• Given request
Work out how many lines of the material below mention the word "workspace"; reply with the number only.

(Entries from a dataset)
☆ ☆ ☆

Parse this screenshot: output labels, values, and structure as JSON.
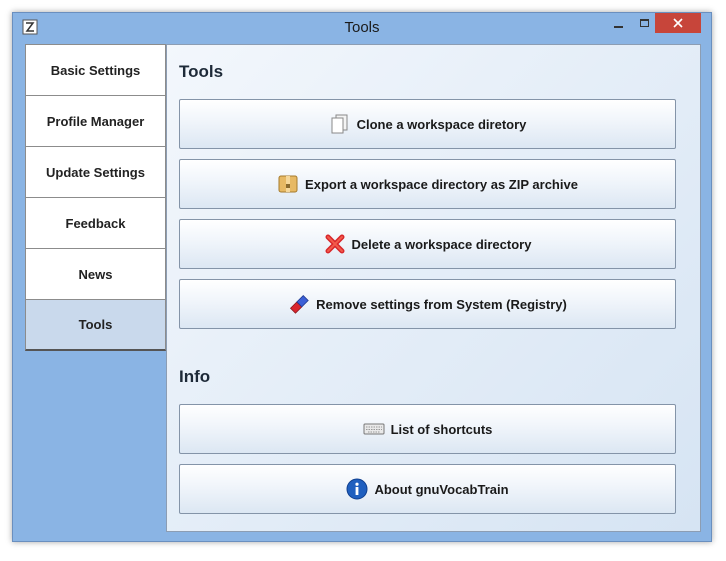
{
  "window": {
    "title": "Tools"
  },
  "sidebar": {
    "items": [
      {
        "label": "Basic Settings"
      },
      {
        "label": "Profile Manager"
      },
      {
        "label": "Update Settings"
      },
      {
        "label": "Feedback"
      },
      {
        "label": "News"
      },
      {
        "label": "Tools",
        "active": true
      }
    ]
  },
  "tools_section": {
    "title": "Tools",
    "buttons": [
      {
        "label": "Clone a workspace diretory",
        "icon": "documents-icon"
      },
      {
        "label": "Export a workspace directory as ZIP archive",
        "icon": "zip-archive-icon"
      },
      {
        "label": "Delete a workspace directory",
        "icon": "red-x-icon"
      },
      {
        "label": "Remove settings from System (Registry)",
        "icon": "eraser-icon"
      }
    ]
  },
  "info_section": {
    "title": "Info",
    "buttons": [
      {
        "label": "List of shortcuts",
        "icon": "keyboard-icon"
      },
      {
        "label": "About gnuVocabTrain",
        "icon": "info-icon"
      }
    ]
  },
  "colors": {
    "window_frame": "#8ab4e4",
    "close_button": "#c7453a",
    "active_tab": "#c9d9ec",
    "content_bg": "#e5eef8"
  }
}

☆ ☆ ☆

• Reply
3